• [THE PROBLEM] Spot each line in the records below where the word "subtitle" occurs, then copy it.

* Begin INFORMATION SHOWN *

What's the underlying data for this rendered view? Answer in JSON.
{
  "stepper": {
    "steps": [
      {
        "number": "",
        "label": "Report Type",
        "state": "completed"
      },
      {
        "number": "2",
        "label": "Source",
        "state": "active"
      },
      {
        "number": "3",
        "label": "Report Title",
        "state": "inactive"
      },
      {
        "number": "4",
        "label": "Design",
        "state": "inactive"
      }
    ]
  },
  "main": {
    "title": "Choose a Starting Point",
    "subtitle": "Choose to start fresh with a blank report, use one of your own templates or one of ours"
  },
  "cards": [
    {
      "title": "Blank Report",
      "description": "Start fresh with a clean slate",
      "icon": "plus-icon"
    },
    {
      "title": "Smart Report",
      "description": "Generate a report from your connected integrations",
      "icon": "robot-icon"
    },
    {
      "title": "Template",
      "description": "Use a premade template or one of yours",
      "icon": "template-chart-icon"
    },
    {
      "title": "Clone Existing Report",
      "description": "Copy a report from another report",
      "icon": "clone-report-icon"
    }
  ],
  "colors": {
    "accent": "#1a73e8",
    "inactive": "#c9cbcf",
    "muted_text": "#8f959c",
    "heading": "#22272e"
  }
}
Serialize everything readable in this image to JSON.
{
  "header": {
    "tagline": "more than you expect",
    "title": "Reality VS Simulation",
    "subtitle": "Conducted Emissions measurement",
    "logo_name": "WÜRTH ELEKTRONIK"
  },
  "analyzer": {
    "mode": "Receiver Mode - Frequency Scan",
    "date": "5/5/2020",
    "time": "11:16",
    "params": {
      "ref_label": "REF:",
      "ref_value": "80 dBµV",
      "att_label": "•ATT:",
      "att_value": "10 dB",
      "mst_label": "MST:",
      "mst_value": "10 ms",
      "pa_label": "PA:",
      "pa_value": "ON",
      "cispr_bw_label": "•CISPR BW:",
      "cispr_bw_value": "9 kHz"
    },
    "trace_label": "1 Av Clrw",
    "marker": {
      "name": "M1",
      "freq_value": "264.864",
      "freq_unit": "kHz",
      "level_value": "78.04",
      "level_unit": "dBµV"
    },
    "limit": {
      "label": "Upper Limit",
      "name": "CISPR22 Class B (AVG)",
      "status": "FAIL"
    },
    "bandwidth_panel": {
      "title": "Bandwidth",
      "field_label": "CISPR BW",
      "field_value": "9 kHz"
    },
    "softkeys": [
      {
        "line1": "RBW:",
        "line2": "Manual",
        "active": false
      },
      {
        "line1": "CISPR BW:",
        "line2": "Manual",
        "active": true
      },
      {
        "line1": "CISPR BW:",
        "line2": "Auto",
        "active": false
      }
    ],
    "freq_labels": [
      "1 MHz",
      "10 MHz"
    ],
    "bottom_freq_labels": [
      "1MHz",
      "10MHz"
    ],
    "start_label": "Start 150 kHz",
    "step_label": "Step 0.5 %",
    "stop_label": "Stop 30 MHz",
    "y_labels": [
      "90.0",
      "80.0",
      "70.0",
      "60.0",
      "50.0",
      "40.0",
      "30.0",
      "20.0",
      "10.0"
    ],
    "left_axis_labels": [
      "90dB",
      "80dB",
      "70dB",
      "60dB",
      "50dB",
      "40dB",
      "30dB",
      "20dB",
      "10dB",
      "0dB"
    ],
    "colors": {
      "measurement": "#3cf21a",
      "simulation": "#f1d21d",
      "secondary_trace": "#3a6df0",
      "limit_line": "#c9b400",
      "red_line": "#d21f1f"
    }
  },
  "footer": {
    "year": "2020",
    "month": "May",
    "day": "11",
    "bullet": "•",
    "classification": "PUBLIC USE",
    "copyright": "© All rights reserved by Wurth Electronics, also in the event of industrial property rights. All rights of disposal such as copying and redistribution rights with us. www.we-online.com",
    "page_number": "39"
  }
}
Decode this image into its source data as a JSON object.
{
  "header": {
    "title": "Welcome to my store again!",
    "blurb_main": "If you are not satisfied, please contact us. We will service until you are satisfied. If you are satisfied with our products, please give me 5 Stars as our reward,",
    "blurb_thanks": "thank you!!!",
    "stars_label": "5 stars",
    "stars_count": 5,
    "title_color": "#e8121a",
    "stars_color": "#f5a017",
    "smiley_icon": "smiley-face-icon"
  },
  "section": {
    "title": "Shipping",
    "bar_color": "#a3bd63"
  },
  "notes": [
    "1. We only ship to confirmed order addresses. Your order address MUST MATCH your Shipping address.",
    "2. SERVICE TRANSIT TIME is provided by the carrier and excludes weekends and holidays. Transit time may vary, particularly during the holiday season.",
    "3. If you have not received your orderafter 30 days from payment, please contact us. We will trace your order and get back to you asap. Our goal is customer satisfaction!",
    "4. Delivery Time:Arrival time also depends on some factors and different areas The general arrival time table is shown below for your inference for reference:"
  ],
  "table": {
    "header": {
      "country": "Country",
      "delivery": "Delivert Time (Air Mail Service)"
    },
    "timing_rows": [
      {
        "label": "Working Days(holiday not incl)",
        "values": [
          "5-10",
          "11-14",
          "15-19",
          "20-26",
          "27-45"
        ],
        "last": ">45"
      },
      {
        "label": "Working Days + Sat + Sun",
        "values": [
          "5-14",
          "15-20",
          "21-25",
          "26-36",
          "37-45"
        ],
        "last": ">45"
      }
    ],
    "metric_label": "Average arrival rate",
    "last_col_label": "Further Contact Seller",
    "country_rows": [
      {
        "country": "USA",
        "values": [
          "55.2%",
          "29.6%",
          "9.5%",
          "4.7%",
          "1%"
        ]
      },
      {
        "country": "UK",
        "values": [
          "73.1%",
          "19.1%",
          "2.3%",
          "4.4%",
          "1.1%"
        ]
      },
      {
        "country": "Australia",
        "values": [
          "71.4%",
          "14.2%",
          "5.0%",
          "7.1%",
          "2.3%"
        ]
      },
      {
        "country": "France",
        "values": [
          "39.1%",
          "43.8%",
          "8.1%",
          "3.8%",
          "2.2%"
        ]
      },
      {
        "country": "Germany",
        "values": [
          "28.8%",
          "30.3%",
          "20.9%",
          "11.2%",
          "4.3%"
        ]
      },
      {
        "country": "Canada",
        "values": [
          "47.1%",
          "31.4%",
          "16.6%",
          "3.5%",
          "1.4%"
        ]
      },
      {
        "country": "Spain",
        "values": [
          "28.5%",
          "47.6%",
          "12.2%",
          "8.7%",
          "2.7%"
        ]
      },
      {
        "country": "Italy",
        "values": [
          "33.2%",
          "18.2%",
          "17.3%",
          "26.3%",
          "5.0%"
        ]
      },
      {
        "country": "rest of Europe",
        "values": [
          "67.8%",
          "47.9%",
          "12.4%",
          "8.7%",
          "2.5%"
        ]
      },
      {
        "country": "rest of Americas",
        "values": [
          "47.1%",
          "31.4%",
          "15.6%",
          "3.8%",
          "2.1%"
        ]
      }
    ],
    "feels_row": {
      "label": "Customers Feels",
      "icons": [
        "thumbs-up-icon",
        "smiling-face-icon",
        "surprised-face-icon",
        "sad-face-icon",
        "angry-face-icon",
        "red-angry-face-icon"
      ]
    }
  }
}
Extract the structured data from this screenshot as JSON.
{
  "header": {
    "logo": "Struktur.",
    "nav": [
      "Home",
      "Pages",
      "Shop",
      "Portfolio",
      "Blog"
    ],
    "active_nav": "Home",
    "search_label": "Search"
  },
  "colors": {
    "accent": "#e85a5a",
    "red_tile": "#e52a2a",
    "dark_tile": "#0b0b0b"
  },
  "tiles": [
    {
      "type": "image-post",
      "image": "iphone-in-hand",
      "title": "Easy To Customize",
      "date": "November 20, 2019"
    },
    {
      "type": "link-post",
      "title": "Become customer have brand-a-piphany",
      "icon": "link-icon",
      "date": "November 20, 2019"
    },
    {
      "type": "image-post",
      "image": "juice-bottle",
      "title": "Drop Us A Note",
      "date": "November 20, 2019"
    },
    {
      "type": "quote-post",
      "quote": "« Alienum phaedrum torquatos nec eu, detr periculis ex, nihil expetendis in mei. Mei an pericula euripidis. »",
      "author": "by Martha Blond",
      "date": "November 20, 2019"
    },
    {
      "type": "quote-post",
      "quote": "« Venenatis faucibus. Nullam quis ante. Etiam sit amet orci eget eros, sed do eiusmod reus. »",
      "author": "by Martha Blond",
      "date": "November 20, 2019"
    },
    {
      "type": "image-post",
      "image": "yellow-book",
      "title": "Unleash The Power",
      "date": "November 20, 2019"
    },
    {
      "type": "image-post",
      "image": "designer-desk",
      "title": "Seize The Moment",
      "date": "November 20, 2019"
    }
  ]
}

* End INFORMATION SHOWN *

• [CORRECT OUTPUT]
    "subtitle": "Choose to start fresh with a blank report, use one of your own templates or one of ours"
    "subtitle": "Conducted Emissions measurement",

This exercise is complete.